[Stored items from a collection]
--- BEGIN ---
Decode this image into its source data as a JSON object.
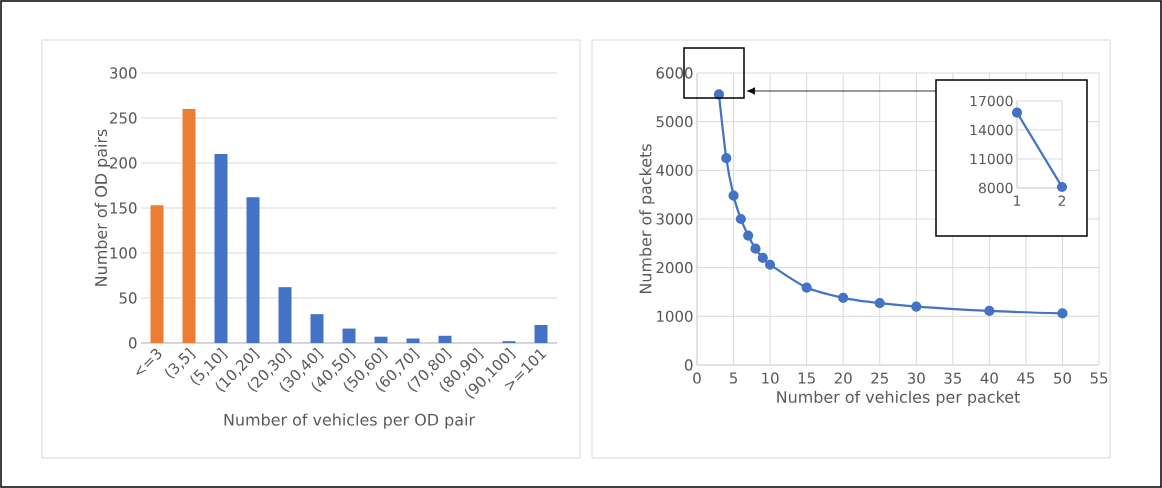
{
  "chart_data": [
    {
      "type": "bar",
      "xlabel": "Number of vehicles per OD pair",
      "ylabel": "Number of OD pairs",
      "categories": [
        "<=3",
        "(3,5]",
        "(5,10]",
        "(10,20]",
        "(20,30]",
        "(30,40]",
        "(40,50]",
        "(50,60]",
        "(60,70]",
        "(70,80]",
        "(80,90]",
        "(90,100]",
        ">=101"
      ],
      "values": [
        153,
        260,
        210,
        162,
        62,
        32,
        16,
        7,
        5,
        8,
        0,
        2,
        20
      ],
      "colors": [
        "#ed7d31",
        "#ed7d31",
        "#4472c4",
        "#4472c4",
        "#4472c4",
        "#4472c4",
        "#4472c4",
        "#4472c4",
        "#4472c4",
        "#4472c4",
        "#4472c4",
        "#4472c4",
        "#4472c4"
      ],
      "ylim": [
        0,
        300
      ],
      "yticks": [
        0,
        50,
        100,
        150,
        200,
        250,
        300
      ],
      "grid": "y"
    },
    {
      "type": "line",
      "xlabel": "Number of vehicles per packet",
      "ylabel": "Number of packets",
      "x": [
        3,
        4,
        5,
        6,
        7,
        8,
        9,
        10,
        15,
        20,
        25,
        30,
        40,
        50
      ],
      "values": [
        5560,
        4250,
        3480,
        3000,
        2660,
        2390,
        2200,
        2060,
        1590,
        1380,
        1270,
        1200,
        1110,
        1060
      ],
      "color": "#4472c4",
      "marker": "circle",
      "line_style": "solid",
      "xlim": [
        0,
        55
      ],
      "xticks": [
        0,
        5,
        10,
        15,
        20,
        25,
        30,
        35,
        40,
        45,
        50,
        55
      ],
      "ylim": [
        0,
        6000
      ],
      "yticks": [
        0,
        1000,
        2000,
        3000,
        4000,
        5000,
        6000
      ],
      "grid": true
    },
    {
      "type": "line",
      "x": [
        1,
        2
      ],
      "values": [
        15800,
        8100
      ],
      "color": "#4472c4",
      "marker": "circle",
      "line_style": "solid",
      "xlim": [
        1,
        2
      ],
      "xticks": [
        1,
        2
      ],
      "ylim": [
        8000,
        17000
      ],
      "yticks": [
        8000,
        11000,
        14000,
        17000
      ],
      "grid": true
    }
  ]
}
--- END ---
Keep the pictures out of the copy and return the rest of the data above exactly.

__Exercise solution__.
Decode this image into its source data as a JSON object.
{
  "chart_data": [
    {
      "type": "bar",
      "xlabel": "Number of vehicles per OD pair",
      "ylabel": "Number of OD pairs",
      "categories": [
        "<=3",
        "(3,5]",
        "(5,10]",
        "(10,20]",
        "(20,30]",
        "(30,40]",
        "(40,50]",
        "(50,60]",
        "(60,70]",
        "(70,80]",
        "(80,90]",
        "(90,100]",
        ">=101"
      ],
      "values": [
        153,
        260,
        210,
        162,
        62,
        32,
        16,
        7,
        5,
        8,
        0,
        2,
        20
      ],
      "colors": [
        "#ed7d31",
        "#ed7d31",
        "#4472c4",
        "#4472c4",
        "#4472c4",
        "#4472c4",
        "#4472c4",
        "#4472c4",
        "#4472c4",
        "#4472c4",
        "#4472c4",
        "#4472c4",
        "#4472c4"
      ],
      "ylim": [
        0,
        300
      ],
      "yticks": [
        0,
        50,
        100,
        150,
        200,
        250,
        300
      ],
      "grid": "y"
    },
    {
      "type": "line",
      "xlabel": "Number of vehicles per packet",
      "ylabel": "Number of packets",
      "x": [
        3,
        4,
        5,
        6,
        7,
        8,
        9,
        10,
        15,
        20,
        25,
        30,
        40,
        50
      ],
      "values": [
        5560,
        4250,
        3480,
        3000,
        2660,
        2390,
        2200,
        2060,
        1590,
        1380,
        1270,
        1200,
        1110,
        1060
      ],
      "color": "#4472c4",
      "marker": "circle",
      "line_style": "solid",
      "xlim": [
        0,
        55
      ],
      "xticks": [
        0,
        5,
        10,
        15,
        20,
        25,
        30,
        35,
        40,
        45,
        50,
        55
      ],
      "ylim": [
        0,
        6000
      ],
      "yticks": [
        0,
        1000,
        2000,
        3000,
        4000,
        5000,
        6000
      ],
      "grid": true
    },
    {
      "type": "line",
      "x": [
        1,
        2
      ],
      "values": [
        15800,
        8100
      ],
      "color": "#4472c4",
      "marker": "circle",
      "line_style": "solid",
      "xlim": [
        1,
        2
      ],
      "xticks": [
        1,
        2
      ],
      "ylim": [
        8000,
        17000
      ],
      "yticks": [
        8000,
        11000,
        14000,
        17000
      ],
      "grid": true
    }
  ]
}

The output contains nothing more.